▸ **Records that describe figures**
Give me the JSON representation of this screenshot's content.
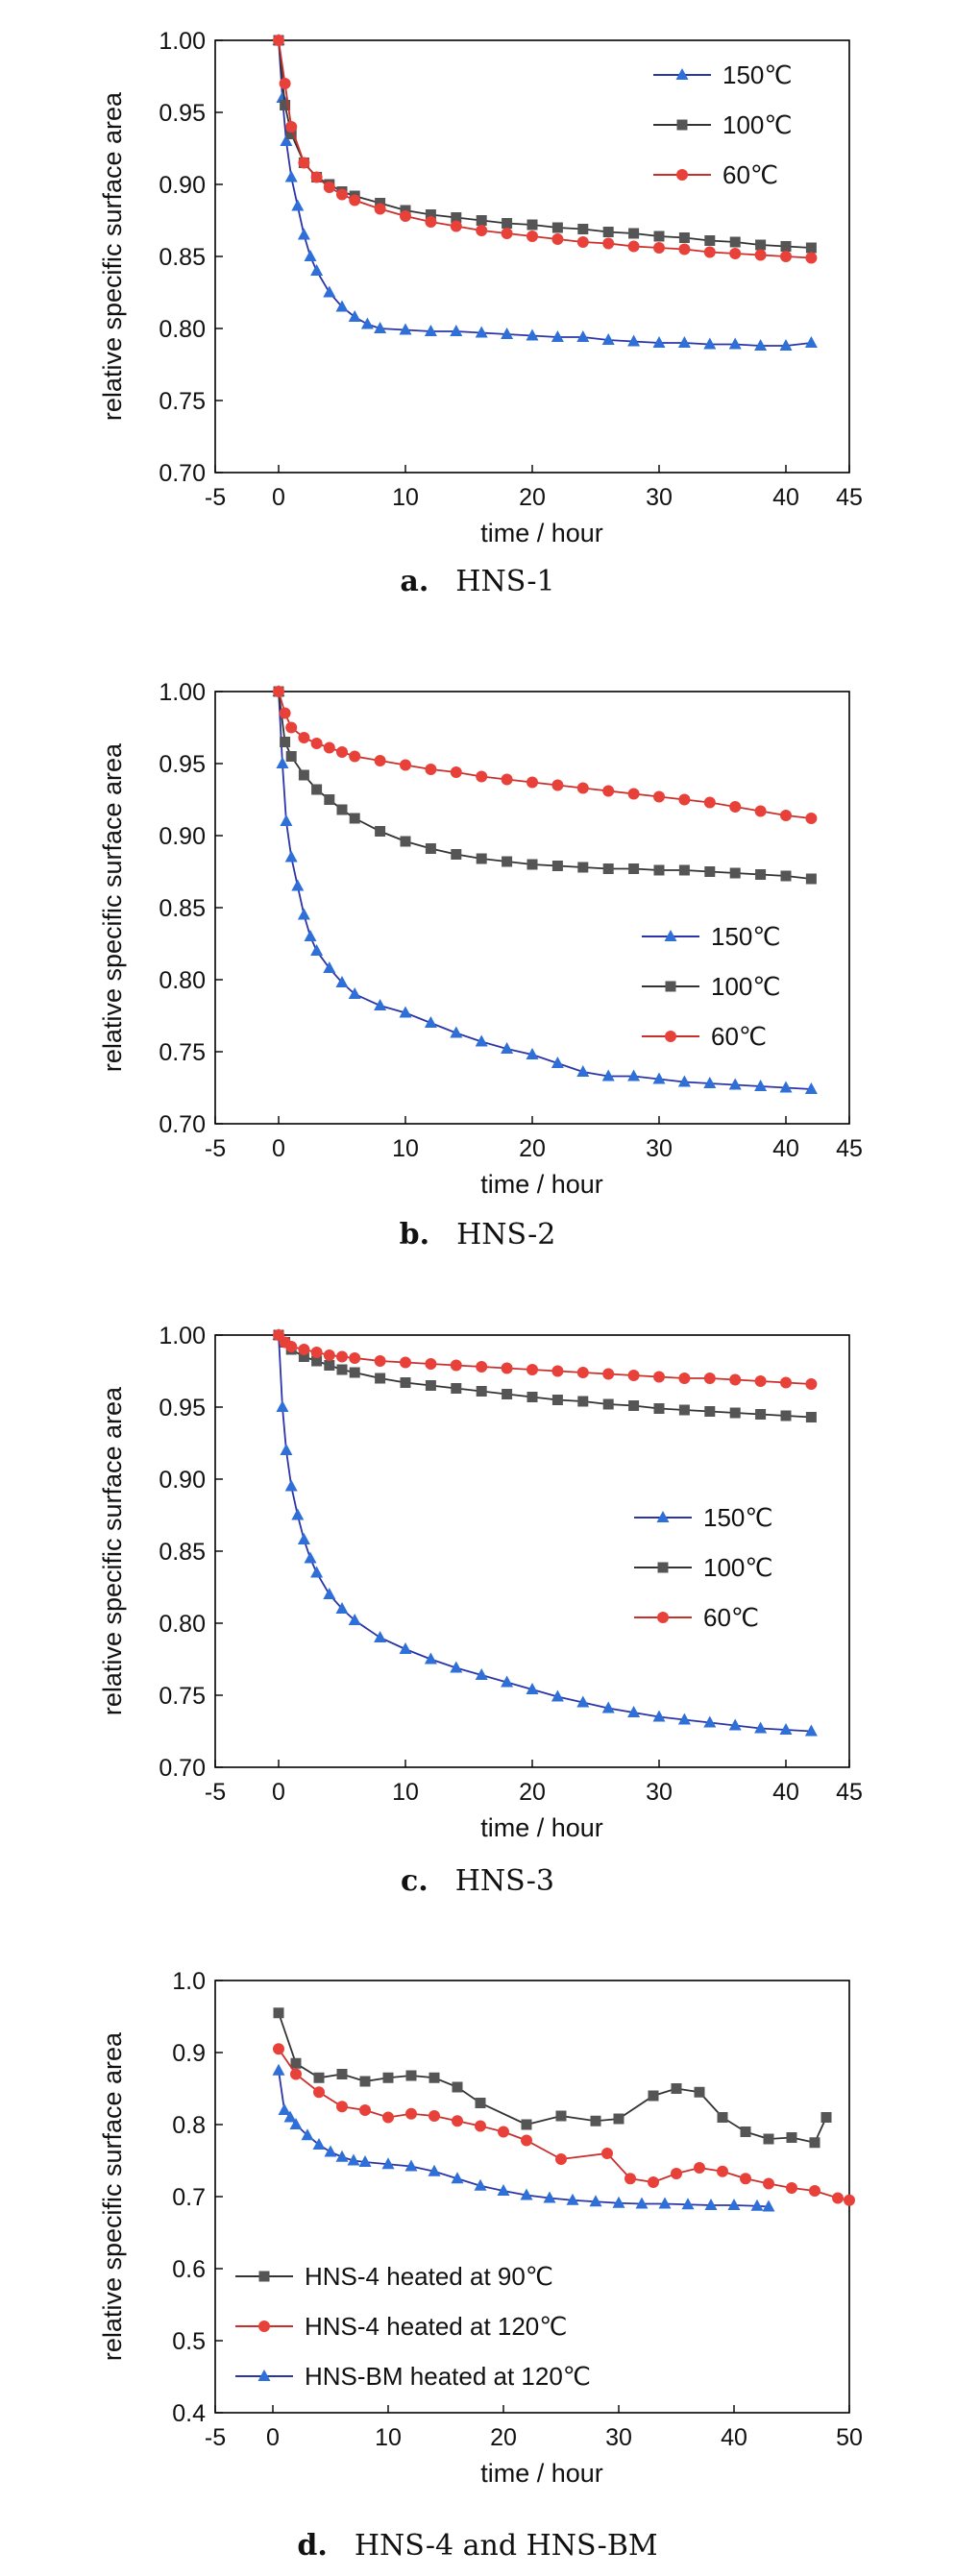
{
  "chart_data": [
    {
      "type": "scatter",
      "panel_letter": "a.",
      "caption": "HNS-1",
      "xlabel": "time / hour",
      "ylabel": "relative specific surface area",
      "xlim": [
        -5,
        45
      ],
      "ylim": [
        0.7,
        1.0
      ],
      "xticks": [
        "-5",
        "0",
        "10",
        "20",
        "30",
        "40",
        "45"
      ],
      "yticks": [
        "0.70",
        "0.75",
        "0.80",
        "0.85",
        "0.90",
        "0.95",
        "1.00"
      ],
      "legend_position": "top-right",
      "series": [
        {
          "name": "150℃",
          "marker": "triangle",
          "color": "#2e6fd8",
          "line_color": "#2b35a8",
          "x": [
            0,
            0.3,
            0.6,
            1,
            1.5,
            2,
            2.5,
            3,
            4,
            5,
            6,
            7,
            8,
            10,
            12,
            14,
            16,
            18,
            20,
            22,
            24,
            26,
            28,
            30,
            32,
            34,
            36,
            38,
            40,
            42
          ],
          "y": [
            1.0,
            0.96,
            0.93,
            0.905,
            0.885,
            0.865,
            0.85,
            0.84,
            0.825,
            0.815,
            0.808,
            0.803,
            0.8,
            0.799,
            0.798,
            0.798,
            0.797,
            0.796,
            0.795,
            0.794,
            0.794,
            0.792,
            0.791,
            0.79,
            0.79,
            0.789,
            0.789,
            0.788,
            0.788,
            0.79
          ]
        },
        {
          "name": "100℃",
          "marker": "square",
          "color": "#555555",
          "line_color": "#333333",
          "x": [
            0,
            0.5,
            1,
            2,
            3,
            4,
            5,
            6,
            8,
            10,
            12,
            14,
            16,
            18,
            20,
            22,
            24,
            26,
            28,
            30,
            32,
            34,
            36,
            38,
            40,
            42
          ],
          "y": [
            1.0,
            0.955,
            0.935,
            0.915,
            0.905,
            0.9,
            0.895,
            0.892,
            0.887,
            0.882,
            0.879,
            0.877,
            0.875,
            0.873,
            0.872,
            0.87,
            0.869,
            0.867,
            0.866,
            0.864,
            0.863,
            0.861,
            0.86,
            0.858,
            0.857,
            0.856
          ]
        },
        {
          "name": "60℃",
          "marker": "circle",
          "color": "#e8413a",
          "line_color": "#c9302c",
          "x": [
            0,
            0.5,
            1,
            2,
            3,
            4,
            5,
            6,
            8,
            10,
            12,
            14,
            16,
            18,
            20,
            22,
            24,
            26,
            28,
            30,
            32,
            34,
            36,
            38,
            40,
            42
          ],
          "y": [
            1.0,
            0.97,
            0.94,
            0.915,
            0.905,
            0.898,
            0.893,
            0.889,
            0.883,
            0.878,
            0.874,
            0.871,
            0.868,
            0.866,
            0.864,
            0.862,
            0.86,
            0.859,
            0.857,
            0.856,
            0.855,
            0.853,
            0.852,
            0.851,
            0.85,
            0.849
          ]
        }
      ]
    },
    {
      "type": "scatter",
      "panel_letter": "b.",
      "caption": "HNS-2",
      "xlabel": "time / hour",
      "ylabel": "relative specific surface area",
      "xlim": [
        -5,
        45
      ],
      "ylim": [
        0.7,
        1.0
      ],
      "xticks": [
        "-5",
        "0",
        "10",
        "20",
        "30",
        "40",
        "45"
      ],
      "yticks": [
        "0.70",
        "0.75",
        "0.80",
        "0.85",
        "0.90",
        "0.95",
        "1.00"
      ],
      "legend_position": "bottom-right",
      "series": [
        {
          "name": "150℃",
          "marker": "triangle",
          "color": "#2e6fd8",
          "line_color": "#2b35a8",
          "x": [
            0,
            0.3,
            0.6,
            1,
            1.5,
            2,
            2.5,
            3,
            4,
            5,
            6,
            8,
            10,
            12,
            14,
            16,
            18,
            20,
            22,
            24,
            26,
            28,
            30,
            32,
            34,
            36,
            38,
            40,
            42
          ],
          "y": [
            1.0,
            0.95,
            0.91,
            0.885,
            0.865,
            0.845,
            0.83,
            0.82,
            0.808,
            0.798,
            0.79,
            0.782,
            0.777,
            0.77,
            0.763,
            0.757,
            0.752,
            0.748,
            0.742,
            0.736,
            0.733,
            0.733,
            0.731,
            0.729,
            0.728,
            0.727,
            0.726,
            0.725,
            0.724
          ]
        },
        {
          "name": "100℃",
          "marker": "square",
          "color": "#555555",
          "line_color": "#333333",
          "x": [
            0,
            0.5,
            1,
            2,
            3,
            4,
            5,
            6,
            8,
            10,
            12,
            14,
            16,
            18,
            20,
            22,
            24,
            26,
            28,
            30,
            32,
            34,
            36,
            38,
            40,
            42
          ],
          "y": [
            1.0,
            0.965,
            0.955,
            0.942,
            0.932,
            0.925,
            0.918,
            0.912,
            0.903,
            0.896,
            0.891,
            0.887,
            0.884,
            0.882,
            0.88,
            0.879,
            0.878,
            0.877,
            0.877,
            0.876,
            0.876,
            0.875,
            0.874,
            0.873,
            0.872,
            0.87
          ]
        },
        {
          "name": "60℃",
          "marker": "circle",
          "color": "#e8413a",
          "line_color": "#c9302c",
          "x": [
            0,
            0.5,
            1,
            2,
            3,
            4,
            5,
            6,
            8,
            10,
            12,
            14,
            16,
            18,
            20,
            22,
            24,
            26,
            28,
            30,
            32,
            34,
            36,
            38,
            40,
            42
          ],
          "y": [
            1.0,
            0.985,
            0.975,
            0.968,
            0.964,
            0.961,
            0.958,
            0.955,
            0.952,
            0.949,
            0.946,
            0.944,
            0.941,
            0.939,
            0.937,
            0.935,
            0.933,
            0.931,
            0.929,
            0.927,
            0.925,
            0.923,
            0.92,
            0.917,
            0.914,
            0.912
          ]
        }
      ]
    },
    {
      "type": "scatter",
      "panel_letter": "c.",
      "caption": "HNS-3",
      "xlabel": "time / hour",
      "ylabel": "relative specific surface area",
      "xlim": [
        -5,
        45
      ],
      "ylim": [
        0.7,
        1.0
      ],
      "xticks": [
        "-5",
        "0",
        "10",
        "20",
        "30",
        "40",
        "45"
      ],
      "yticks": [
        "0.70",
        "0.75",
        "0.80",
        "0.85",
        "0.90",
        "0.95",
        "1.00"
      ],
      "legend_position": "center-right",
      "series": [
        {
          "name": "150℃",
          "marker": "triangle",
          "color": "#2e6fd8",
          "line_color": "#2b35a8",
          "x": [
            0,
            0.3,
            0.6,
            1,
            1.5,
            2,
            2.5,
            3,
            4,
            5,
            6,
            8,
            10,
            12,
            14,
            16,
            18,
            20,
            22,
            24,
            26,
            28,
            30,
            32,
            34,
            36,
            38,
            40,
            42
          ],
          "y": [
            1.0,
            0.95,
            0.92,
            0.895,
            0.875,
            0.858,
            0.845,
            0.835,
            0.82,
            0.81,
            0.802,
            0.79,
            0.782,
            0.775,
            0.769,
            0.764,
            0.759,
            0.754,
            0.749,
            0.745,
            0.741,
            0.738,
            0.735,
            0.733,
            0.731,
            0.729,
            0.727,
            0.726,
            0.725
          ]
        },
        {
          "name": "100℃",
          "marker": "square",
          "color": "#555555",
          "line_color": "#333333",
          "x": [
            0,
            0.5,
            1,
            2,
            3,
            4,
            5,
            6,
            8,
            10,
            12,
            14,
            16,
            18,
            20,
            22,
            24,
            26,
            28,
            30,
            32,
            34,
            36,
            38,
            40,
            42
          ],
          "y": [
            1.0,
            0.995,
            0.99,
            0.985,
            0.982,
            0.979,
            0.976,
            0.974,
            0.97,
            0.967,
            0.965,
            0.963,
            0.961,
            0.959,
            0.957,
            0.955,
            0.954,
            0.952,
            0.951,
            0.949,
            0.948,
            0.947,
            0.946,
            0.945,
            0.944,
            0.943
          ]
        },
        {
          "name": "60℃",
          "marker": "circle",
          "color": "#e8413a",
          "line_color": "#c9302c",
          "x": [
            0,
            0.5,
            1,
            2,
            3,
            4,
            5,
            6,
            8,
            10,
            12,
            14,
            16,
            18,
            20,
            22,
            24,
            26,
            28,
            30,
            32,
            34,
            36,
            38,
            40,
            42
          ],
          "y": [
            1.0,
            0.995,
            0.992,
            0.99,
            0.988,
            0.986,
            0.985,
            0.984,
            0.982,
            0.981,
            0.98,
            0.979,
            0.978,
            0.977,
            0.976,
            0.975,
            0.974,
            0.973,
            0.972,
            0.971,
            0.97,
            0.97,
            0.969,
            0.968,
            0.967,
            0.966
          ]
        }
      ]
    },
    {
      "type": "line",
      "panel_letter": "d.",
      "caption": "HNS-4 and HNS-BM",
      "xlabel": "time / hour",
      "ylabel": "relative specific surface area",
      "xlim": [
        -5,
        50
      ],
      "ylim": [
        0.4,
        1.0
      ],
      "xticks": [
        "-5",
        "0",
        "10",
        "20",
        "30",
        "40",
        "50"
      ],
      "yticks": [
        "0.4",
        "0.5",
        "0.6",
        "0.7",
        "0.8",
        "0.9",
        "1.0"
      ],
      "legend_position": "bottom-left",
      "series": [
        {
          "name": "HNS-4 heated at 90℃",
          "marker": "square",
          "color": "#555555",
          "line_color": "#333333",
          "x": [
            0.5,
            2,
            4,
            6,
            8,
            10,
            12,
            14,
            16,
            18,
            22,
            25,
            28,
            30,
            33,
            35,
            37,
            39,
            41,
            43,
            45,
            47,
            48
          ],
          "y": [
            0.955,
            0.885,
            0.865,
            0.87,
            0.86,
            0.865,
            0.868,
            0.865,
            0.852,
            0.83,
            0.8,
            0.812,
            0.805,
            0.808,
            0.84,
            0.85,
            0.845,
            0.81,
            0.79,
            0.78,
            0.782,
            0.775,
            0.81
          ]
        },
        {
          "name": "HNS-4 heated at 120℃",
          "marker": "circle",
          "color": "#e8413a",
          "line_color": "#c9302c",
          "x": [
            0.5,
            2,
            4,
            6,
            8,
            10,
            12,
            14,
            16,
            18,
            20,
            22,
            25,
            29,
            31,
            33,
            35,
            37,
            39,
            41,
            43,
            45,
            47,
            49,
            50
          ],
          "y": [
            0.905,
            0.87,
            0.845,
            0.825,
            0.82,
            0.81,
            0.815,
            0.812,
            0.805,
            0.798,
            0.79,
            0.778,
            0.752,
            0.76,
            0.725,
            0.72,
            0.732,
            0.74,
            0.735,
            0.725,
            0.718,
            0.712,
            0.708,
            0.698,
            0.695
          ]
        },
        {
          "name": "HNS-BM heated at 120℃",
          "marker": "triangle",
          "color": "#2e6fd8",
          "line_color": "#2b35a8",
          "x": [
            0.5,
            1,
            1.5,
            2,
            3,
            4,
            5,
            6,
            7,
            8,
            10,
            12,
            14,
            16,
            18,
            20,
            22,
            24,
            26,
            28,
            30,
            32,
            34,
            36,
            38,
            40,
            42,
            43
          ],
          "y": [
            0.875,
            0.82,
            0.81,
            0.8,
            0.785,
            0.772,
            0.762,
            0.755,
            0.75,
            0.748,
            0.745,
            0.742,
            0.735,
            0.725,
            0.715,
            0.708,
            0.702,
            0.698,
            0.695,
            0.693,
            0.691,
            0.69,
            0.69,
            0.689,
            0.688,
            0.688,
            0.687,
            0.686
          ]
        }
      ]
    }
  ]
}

▸ **Written exercise**
Gather each line from the listing above that holds "caption".

▸ **Answer to the problem**
      "caption": "HNS-1",
      "caption": "HNS-2",
      "caption": "HNS-3",
      "caption": "HNS-4 and HNS-BM",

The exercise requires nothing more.